Data records
********************
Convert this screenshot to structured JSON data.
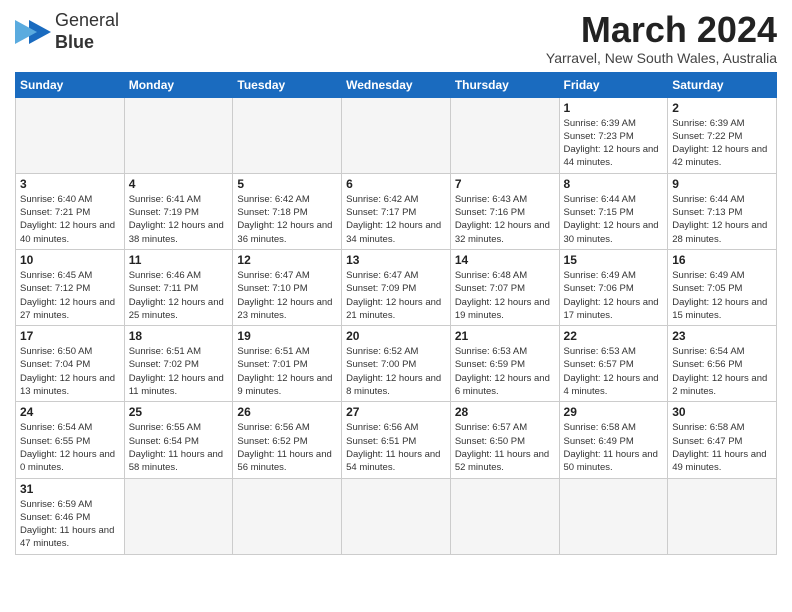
{
  "header": {
    "logo_text_normal": "General",
    "logo_text_bold": "Blue",
    "month_title": "March 2024",
    "location": "Yarravel, New South Wales, Australia"
  },
  "weekdays": [
    "Sunday",
    "Monday",
    "Tuesday",
    "Wednesday",
    "Thursday",
    "Friday",
    "Saturday"
  ],
  "weeks": [
    [
      {
        "day": "",
        "info": ""
      },
      {
        "day": "",
        "info": ""
      },
      {
        "day": "",
        "info": ""
      },
      {
        "day": "",
        "info": ""
      },
      {
        "day": "",
        "info": ""
      },
      {
        "day": "1",
        "info": "Sunrise: 6:39 AM\nSunset: 7:23 PM\nDaylight: 12 hours and 44 minutes."
      },
      {
        "day": "2",
        "info": "Sunrise: 6:39 AM\nSunset: 7:22 PM\nDaylight: 12 hours and 42 minutes."
      }
    ],
    [
      {
        "day": "3",
        "info": "Sunrise: 6:40 AM\nSunset: 7:21 PM\nDaylight: 12 hours and 40 minutes."
      },
      {
        "day": "4",
        "info": "Sunrise: 6:41 AM\nSunset: 7:19 PM\nDaylight: 12 hours and 38 minutes."
      },
      {
        "day": "5",
        "info": "Sunrise: 6:42 AM\nSunset: 7:18 PM\nDaylight: 12 hours and 36 minutes."
      },
      {
        "day": "6",
        "info": "Sunrise: 6:42 AM\nSunset: 7:17 PM\nDaylight: 12 hours and 34 minutes."
      },
      {
        "day": "7",
        "info": "Sunrise: 6:43 AM\nSunset: 7:16 PM\nDaylight: 12 hours and 32 minutes."
      },
      {
        "day": "8",
        "info": "Sunrise: 6:44 AM\nSunset: 7:15 PM\nDaylight: 12 hours and 30 minutes."
      },
      {
        "day": "9",
        "info": "Sunrise: 6:44 AM\nSunset: 7:13 PM\nDaylight: 12 hours and 28 minutes."
      }
    ],
    [
      {
        "day": "10",
        "info": "Sunrise: 6:45 AM\nSunset: 7:12 PM\nDaylight: 12 hours and 27 minutes."
      },
      {
        "day": "11",
        "info": "Sunrise: 6:46 AM\nSunset: 7:11 PM\nDaylight: 12 hours and 25 minutes."
      },
      {
        "day": "12",
        "info": "Sunrise: 6:47 AM\nSunset: 7:10 PM\nDaylight: 12 hours and 23 minutes."
      },
      {
        "day": "13",
        "info": "Sunrise: 6:47 AM\nSunset: 7:09 PM\nDaylight: 12 hours and 21 minutes."
      },
      {
        "day": "14",
        "info": "Sunrise: 6:48 AM\nSunset: 7:07 PM\nDaylight: 12 hours and 19 minutes."
      },
      {
        "day": "15",
        "info": "Sunrise: 6:49 AM\nSunset: 7:06 PM\nDaylight: 12 hours and 17 minutes."
      },
      {
        "day": "16",
        "info": "Sunrise: 6:49 AM\nSunset: 7:05 PM\nDaylight: 12 hours and 15 minutes."
      }
    ],
    [
      {
        "day": "17",
        "info": "Sunrise: 6:50 AM\nSunset: 7:04 PM\nDaylight: 12 hours and 13 minutes."
      },
      {
        "day": "18",
        "info": "Sunrise: 6:51 AM\nSunset: 7:02 PM\nDaylight: 12 hours and 11 minutes."
      },
      {
        "day": "19",
        "info": "Sunrise: 6:51 AM\nSunset: 7:01 PM\nDaylight: 12 hours and 9 minutes."
      },
      {
        "day": "20",
        "info": "Sunrise: 6:52 AM\nSunset: 7:00 PM\nDaylight: 12 hours and 8 minutes."
      },
      {
        "day": "21",
        "info": "Sunrise: 6:53 AM\nSunset: 6:59 PM\nDaylight: 12 hours and 6 minutes."
      },
      {
        "day": "22",
        "info": "Sunrise: 6:53 AM\nSunset: 6:57 PM\nDaylight: 12 hours and 4 minutes."
      },
      {
        "day": "23",
        "info": "Sunrise: 6:54 AM\nSunset: 6:56 PM\nDaylight: 12 hours and 2 minutes."
      }
    ],
    [
      {
        "day": "24",
        "info": "Sunrise: 6:54 AM\nSunset: 6:55 PM\nDaylight: 12 hours and 0 minutes."
      },
      {
        "day": "25",
        "info": "Sunrise: 6:55 AM\nSunset: 6:54 PM\nDaylight: 11 hours and 58 minutes."
      },
      {
        "day": "26",
        "info": "Sunrise: 6:56 AM\nSunset: 6:52 PM\nDaylight: 11 hours and 56 minutes."
      },
      {
        "day": "27",
        "info": "Sunrise: 6:56 AM\nSunset: 6:51 PM\nDaylight: 11 hours and 54 minutes."
      },
      {
        "day": "28",
        "info": "Sunrise: 6:57 AM\nSunset: 6:50 PM\nDaylight: 11 hours and 52 minutes."
      },
      {
        "day": "29",
        "info": "Sunrise: 6:58 AM\nSunset: 6:49 PM\nDaylight: 11 hours and 50 minutes."
      },
      {
        "day": "30",
        "info": "Sunrise: 6:58 AM\nSunset: 6:47 PM\nDaylight: 11 hours and 49 minutes."
      }
    ],
    [
      {
        "day": "31",
        "info": "Sunrise: 6:59 AM\nSunset: 6:46 PM\nDaylight: 11 hours and 47 minutes."
      },
      {
        "day": "",
        "info": ""
      },
      {
        "day": "",
        "info": ""
      },
      {
        "day": "",
        "info": ""
      },
      {
        "day": "",
        "info": ""
      },
      {
        "day": "",
        "info": ""
      },
      {
        "day": "",
        "info": ""
      }
    ]
  ]
}
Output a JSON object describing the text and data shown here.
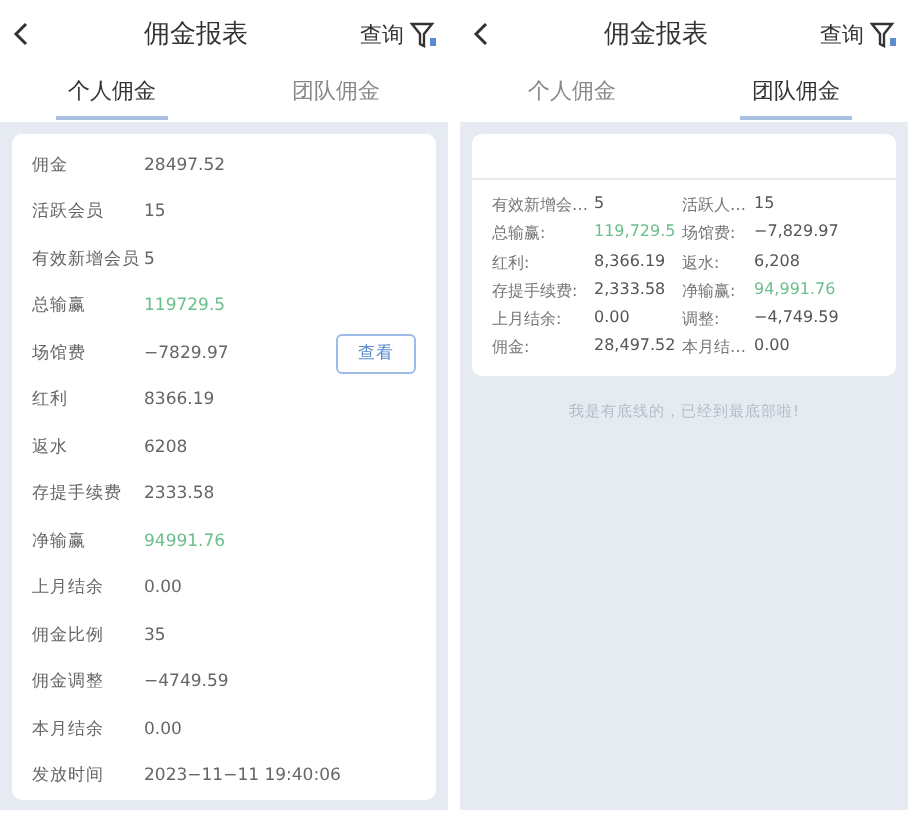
{
  "screens": [
    {
      "kind": "list",
      "title": "佣金报表",
      "query": "查询",
      "tabs": [
        {
          "label": "个人佣金",
          "selected": true
        },
        {
          "label": "团队佣金",
          "selected": false
        }
      ],
      "rows": [
        {
          "label": "佣金",
          "value": "28497.52",
          "highlight": false
        },
        {
          "label": "活跃会员",
          "value": "15",
          "highlight": false
        },
        {
          "label": "有效新增会员",
          "value": "5",
          "highlight": false
        },
        {
          "label": "总输赢",
          "value": "119729.5",
          "highlight": true
        },
        {
          "label": "场馆费",
          "value": "−7829.97",
          "highlight": false,
          "action": "查看"
        },
        {
          "label": "红利",
          "value": "8366.19",
          "highlight": false
        },
        {
          "label": "返水",
          "value": "6208",
          "highlight": false
        },
        {
          "label": "存提手续费",
          "value": "2333.58",
          "highlight": false
        },
        {
          "label": "净输赢",
          "value": "94991.76",
          "highlight": true
        },
        {
          "label": "上月结余",
          "value": "0.00",
          "highlight": false
        },
        {
          "label": "佣金比例",
          "value": "35",
          "highlight": false
        },
        {
          "label": "佣金调整",
          "value": "−4749.59",
          "highlight": false
        },
        {
          "label": "本月结余",
          "value": "0.00",
          "highlight": false
        },
        {
          "label": "发放时间",
          "value": "2023−11−11 19:40:06",
          "highlight": false
        }
      ]
    },
    {
      "kind": "grid",
      "title": "佣金报表",
      "query": "查询",
      "tabs": [
        {
          "label": "个人佣金",
          "selected": false
        },
        {
          "label": "团队佣金",
          "selected": true
        }
      ],
      "rows": [
        {
          "label": "有效新增会…",
          "value": "5",
          "highlight": false
        },
        {
          "label": "活跃人…",
          "value": "15",
          "highlight": false
        },
        {
          "label": "总输赢:",
          "value": "119,729.5",
          "highlight": true
        },
        {
          "label": "场馆费:",
          "value": "−7,829.97",
          "highlight": false
        },
        {
          "label": "红利:",
          "value": "8,366.19",
          "highlight": false
        },
        {
          "label": "返水:",
          "value": "6,208",
          "highlight": false
        },
        {
          "label": "存提手续费:",
          "value": "2,333.58",
          "highlight": false
        },
        {
          "label": "净输赢:",
          "value": "94,991.76",
          "highlight": true
        },
        {
          "label": "上月结余:",
          "value": "0.00",
          "highlight": false
        },
        {
          "label": "调整:",
          "value": "−4,749.59",
          "highlight": false
        },
        {
          "label": "佣金:",
          "value": "28,497.52",
          "highlight": false
        },
        {
          "label": "本月结…",
          "value": "0.00",
          "highlight": false
        }
      ],
      "footer": "我是有底线的，已经到最底部啦!"
    }
  ]
}
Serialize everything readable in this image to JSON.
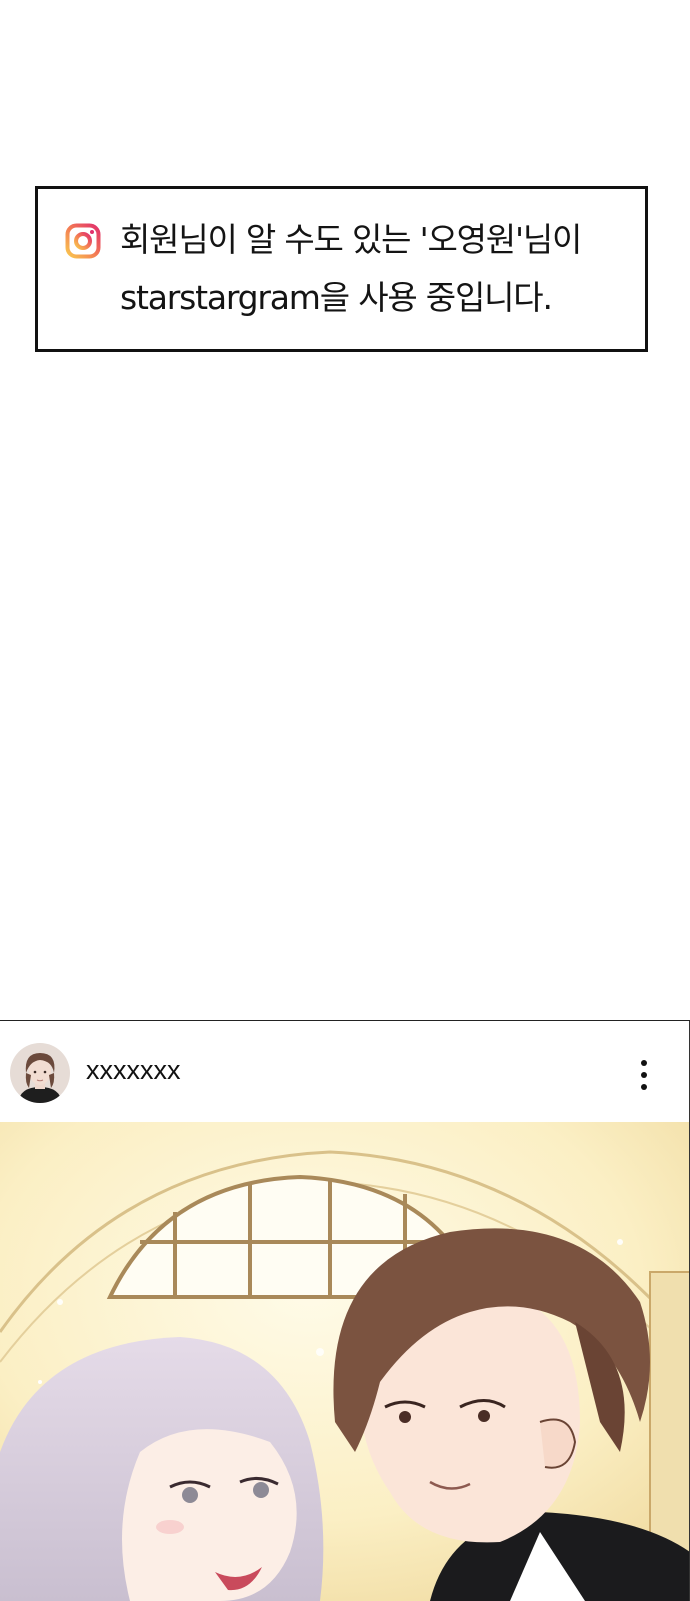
{
  "notice": {
    "icon": "instagram-icon",
    "line1": "회원님이 알 수도 있는 '오영원'님이",
    "line2": "starstargram을 사용 중입니다."
  },
  "post": {
    "username": "xxxxxxx",
    "more_icon": "more-vertical-icon"
  },
  "colors": {
    "icon_gradient_start": "#f5c33b",
    "icon_gradient_end": "#e1306c",
    "border": "#111111"
  }
}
********************
*Task objective*. Please copy the lines above, starting at the one that holds "Serialize everything readable" and stopping after the last line, exactly as they appear and minus the pictures.

*Solution to this exercise*.
Serialize everything readable in this image to JSON.
{
  "notice": {
    "icon": "instagram-icon",
    "line1": "회원님이 알 수도 있는 '오영원'님이",
    "line2": "starstargram을 사용 중입니다."
  },
  "post": {
    "username": "xxxxxxx",
    "more_icon": "more-vertical-icon"
  },
  "colors": {
    "icon_gradient_start": "#f5c33b",
    "icon_gradient_end": "#e1306c",
    "border": "#111111"
  }
}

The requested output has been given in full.